:: The data

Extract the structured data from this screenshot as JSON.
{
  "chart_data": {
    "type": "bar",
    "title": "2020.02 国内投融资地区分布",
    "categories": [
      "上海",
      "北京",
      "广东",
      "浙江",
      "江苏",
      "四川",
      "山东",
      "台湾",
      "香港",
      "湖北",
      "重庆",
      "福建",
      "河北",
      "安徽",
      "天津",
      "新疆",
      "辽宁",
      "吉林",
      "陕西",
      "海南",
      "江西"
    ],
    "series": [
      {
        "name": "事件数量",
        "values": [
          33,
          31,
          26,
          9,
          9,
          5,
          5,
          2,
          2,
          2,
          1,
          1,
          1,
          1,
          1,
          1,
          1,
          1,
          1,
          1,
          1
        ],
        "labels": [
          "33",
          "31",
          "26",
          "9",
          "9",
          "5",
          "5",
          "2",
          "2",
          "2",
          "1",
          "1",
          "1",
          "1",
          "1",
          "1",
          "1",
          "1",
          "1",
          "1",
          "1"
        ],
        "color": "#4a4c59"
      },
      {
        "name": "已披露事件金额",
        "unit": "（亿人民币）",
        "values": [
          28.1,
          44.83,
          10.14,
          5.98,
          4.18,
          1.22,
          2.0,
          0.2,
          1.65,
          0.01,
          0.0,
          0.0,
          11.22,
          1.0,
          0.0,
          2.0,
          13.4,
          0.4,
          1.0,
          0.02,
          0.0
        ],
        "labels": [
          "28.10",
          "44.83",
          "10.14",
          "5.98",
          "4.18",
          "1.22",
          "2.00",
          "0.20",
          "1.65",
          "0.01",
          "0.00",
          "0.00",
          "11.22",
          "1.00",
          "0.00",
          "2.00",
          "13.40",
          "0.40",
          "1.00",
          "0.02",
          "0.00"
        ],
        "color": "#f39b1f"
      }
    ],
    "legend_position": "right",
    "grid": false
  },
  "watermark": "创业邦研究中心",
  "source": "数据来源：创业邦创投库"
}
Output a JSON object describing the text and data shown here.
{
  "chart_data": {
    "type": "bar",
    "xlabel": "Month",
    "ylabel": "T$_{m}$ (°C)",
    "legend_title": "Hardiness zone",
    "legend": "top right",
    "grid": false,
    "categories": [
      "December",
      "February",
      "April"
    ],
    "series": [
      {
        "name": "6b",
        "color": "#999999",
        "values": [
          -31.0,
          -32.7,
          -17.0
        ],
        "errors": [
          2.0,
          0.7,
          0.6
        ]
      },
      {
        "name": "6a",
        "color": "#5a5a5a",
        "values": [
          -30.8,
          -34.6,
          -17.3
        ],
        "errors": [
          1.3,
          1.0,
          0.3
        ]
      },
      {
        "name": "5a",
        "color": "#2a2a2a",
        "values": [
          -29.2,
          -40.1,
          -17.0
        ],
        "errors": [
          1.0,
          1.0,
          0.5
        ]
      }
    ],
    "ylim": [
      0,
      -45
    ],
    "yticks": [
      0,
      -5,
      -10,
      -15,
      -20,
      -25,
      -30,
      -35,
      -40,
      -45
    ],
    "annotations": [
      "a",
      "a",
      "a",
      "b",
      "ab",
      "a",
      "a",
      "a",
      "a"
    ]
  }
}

::::
:: The data

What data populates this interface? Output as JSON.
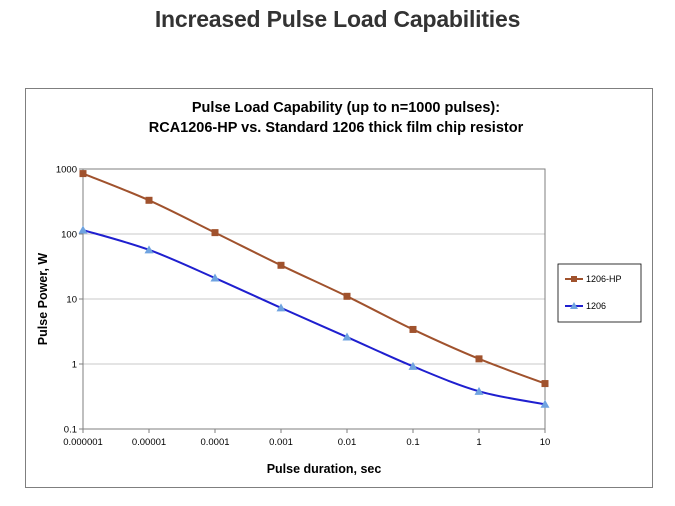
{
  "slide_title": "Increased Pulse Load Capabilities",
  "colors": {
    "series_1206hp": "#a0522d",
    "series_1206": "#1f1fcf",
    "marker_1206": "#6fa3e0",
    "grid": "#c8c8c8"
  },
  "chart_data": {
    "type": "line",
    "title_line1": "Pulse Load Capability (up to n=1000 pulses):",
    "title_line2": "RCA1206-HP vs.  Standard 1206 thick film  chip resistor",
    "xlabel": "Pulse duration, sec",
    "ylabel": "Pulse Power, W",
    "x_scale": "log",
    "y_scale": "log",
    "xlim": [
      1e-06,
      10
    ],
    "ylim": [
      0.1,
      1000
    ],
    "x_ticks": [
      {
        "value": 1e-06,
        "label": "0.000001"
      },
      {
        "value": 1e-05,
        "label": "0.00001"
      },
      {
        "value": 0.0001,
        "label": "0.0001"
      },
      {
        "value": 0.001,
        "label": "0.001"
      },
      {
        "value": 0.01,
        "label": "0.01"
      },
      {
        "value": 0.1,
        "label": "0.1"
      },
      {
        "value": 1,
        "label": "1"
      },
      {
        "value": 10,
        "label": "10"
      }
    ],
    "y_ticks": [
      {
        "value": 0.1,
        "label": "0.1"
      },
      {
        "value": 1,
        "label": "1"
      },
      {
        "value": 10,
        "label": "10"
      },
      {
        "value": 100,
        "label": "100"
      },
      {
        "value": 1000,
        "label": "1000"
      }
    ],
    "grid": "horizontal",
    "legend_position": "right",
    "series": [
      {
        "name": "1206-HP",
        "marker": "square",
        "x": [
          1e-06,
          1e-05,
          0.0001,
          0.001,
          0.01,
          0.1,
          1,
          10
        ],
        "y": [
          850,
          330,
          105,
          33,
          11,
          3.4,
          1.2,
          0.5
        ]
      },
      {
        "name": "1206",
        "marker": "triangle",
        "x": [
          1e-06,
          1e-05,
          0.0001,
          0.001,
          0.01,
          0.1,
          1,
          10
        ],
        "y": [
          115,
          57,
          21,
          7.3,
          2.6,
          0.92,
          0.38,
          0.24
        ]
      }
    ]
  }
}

::::

*Exercise task*:
Track down every line of the material containing the string "Output", and copy it.

*Task answer*:
Output a JSON object describing the text and data shown here.
What data populates this interface? Output as JSON.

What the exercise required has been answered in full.